● **Data records**:
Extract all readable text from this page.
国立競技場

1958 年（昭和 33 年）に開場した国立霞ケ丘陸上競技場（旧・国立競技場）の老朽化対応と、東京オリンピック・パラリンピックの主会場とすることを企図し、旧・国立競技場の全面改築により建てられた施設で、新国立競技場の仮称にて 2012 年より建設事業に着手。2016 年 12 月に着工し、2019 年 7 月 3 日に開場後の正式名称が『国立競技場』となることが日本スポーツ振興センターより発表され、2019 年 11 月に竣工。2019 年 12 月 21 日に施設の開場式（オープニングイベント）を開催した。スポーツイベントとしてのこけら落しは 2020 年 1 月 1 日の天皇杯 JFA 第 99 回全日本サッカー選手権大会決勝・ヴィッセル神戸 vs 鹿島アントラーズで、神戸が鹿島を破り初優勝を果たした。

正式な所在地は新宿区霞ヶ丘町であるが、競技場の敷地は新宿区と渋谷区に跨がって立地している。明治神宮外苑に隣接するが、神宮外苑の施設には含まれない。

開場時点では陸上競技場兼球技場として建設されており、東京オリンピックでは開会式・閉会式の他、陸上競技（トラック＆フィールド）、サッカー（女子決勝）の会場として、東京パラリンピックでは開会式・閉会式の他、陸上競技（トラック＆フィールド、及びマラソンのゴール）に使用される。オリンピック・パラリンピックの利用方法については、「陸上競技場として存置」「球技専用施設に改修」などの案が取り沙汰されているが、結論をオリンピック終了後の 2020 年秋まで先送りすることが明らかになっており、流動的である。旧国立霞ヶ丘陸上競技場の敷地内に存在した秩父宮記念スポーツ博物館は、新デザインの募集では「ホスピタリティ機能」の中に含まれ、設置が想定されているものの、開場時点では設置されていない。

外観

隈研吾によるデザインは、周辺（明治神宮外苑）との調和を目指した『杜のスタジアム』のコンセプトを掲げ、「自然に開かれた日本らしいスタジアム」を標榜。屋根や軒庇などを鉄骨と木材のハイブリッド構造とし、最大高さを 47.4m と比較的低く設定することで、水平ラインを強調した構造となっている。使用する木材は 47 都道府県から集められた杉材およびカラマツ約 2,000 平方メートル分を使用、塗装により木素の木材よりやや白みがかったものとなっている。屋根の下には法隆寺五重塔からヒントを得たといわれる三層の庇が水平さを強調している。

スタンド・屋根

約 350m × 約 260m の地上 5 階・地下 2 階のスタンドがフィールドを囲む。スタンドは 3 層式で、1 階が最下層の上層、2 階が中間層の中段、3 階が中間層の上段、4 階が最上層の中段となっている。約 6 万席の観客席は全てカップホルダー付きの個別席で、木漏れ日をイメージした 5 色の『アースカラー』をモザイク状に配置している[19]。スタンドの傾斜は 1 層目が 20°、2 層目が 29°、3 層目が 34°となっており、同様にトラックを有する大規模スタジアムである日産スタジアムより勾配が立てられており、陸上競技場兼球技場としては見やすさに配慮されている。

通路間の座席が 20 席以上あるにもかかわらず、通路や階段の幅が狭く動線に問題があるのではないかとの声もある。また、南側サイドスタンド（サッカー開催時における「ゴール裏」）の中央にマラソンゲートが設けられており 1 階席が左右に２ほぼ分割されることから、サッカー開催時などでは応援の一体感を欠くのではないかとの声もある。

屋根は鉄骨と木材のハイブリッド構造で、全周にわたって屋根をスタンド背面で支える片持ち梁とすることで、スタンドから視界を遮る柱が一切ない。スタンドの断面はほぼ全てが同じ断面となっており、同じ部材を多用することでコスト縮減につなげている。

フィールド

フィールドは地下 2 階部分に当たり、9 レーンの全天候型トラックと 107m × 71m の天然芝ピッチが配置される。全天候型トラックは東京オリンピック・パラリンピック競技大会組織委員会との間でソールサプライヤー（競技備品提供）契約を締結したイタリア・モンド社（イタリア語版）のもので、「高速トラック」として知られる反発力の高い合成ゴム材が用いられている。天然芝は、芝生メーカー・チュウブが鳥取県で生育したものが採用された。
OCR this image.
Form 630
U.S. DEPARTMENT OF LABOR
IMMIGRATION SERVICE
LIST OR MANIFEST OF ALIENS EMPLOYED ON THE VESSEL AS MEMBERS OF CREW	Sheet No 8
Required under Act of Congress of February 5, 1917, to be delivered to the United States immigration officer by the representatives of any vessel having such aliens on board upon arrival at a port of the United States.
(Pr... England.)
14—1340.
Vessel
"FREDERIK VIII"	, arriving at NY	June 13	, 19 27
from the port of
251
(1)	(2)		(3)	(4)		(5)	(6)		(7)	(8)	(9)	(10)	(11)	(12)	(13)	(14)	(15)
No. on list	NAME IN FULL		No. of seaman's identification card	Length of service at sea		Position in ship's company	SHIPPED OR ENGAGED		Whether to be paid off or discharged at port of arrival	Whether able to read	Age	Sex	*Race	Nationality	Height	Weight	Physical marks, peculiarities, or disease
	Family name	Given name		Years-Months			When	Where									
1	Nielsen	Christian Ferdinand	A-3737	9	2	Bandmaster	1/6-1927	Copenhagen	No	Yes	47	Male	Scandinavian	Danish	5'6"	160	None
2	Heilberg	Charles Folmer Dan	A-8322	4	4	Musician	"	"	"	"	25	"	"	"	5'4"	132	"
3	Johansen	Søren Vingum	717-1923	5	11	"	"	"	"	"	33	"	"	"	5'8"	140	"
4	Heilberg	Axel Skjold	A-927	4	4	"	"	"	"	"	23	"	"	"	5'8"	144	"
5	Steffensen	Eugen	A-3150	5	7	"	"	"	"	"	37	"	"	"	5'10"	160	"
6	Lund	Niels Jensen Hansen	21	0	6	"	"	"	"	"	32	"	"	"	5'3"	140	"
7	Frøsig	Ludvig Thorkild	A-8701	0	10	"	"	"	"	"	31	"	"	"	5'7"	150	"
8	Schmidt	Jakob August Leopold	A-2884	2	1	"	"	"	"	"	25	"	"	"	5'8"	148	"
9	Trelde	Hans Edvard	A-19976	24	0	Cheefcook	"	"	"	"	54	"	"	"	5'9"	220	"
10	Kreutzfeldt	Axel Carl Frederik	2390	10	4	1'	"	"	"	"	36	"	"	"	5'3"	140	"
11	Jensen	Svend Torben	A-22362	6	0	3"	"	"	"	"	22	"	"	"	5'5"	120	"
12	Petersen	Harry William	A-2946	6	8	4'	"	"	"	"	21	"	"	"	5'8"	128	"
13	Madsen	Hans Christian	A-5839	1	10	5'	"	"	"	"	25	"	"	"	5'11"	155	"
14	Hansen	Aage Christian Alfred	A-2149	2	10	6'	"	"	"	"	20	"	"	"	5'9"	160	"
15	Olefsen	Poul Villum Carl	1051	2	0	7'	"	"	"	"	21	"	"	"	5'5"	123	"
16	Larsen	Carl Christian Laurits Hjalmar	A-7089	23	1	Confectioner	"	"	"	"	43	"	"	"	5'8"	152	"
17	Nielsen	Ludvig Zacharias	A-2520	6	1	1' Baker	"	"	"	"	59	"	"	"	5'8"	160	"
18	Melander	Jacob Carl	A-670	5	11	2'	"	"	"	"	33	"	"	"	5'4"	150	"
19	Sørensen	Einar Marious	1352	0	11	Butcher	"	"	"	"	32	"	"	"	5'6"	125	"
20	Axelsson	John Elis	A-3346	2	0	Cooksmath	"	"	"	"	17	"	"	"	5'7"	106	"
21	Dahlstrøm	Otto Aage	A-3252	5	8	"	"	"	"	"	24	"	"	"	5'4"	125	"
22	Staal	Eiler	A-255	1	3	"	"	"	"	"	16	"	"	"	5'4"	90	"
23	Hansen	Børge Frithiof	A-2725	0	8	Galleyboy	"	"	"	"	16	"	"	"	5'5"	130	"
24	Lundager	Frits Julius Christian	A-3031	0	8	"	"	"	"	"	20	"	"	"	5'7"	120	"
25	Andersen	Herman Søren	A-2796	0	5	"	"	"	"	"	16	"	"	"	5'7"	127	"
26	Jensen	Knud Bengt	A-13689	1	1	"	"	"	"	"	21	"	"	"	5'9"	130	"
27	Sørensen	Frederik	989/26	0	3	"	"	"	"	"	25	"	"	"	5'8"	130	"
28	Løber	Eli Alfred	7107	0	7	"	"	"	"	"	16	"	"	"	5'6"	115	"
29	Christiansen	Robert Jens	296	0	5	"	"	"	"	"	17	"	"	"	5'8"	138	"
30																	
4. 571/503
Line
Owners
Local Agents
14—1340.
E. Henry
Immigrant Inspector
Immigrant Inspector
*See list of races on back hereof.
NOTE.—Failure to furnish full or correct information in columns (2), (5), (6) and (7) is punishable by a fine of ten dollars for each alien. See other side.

● **DIRECTIVE**:
Looking at the material above, count the lines that hold "Jensen" and give the total alone.

● **FULL RESPONSE**:
3